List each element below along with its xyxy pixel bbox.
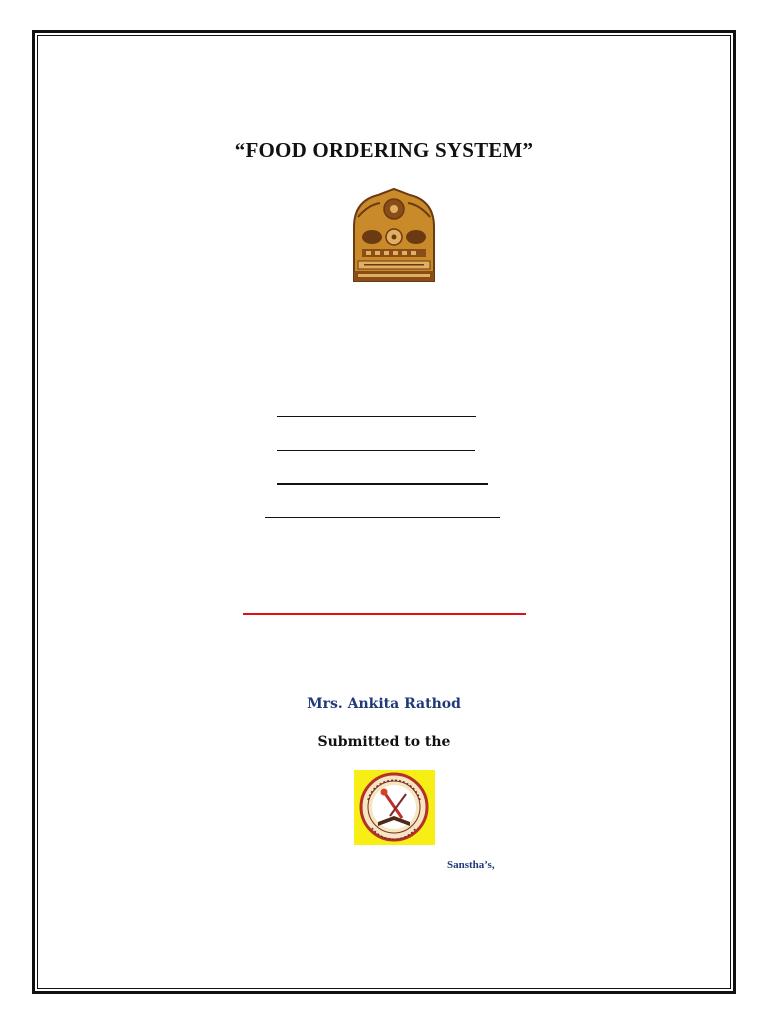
blank-line-3 [277,483,488,485]
submitted-label: Submitted to the [317,734,451,750]
blank-line-4 [265,517,500,518]
red-divider-line [243,613,526,615]
institution-name-fragment: Sanstha’s, [447,859,495,871]
page-border-inner [37,35,731,989]
blank-line-2 [277,450,475,451]
blank-line-1 [277,416,476,417]
university-emblem [348,187,440,285]
institution-logo-seal-icon [354,770,435,845]
institution-logo [354,770,435,845]
author-name: Mrs. Ankita Rathod [307,696,461,712]
document-title: “FOOD ORDERING SYSTEM” [234,138,534,162]
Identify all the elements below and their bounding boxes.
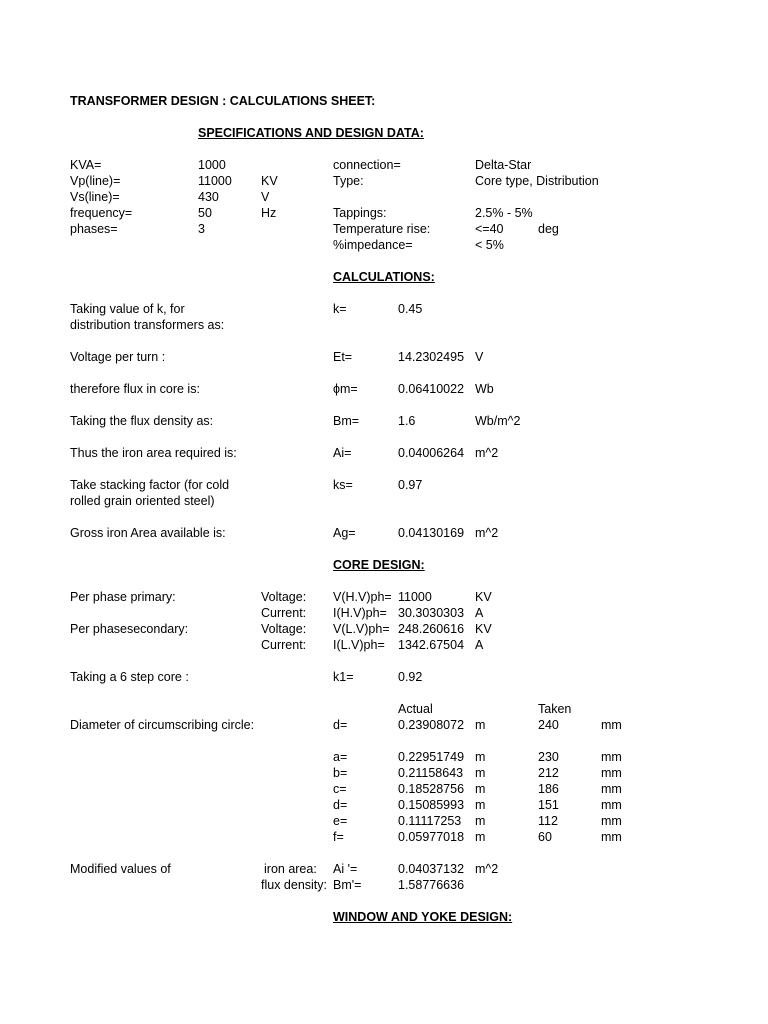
◆ ◆ ◆ ◆ ◆
§ Instructions for the task
Copy every line of the items above word for word, leaving the pictures out.

§ The response
List each element below along with its xyxy pixel bbox.
blank-line-3 [277,483,488,485]
submitted-label: Submitted to the [317,734,451,750]
blank-line-4 [265,517,500,518]
red-divider-line [243,613,526,615]
institution-name-fragment: Sanstha’s, [447,859,495,871]
page-border-inner [37,35,731,989]
blank-line-2 [277,450,475,451]
blank-line-1 [277,416,476,417]
university-emblem [348,187,440,285]
institution-logo-seal-icon [354,770,435,845]
institution-logo [354,770,435,845]
author-name: Mrs. Ankita Rathod [307,696,461,712]
document-title: “FOOD ORDERING SYSTEM” [234,138,534,162]
Identify all the elements below and their bounding boxes.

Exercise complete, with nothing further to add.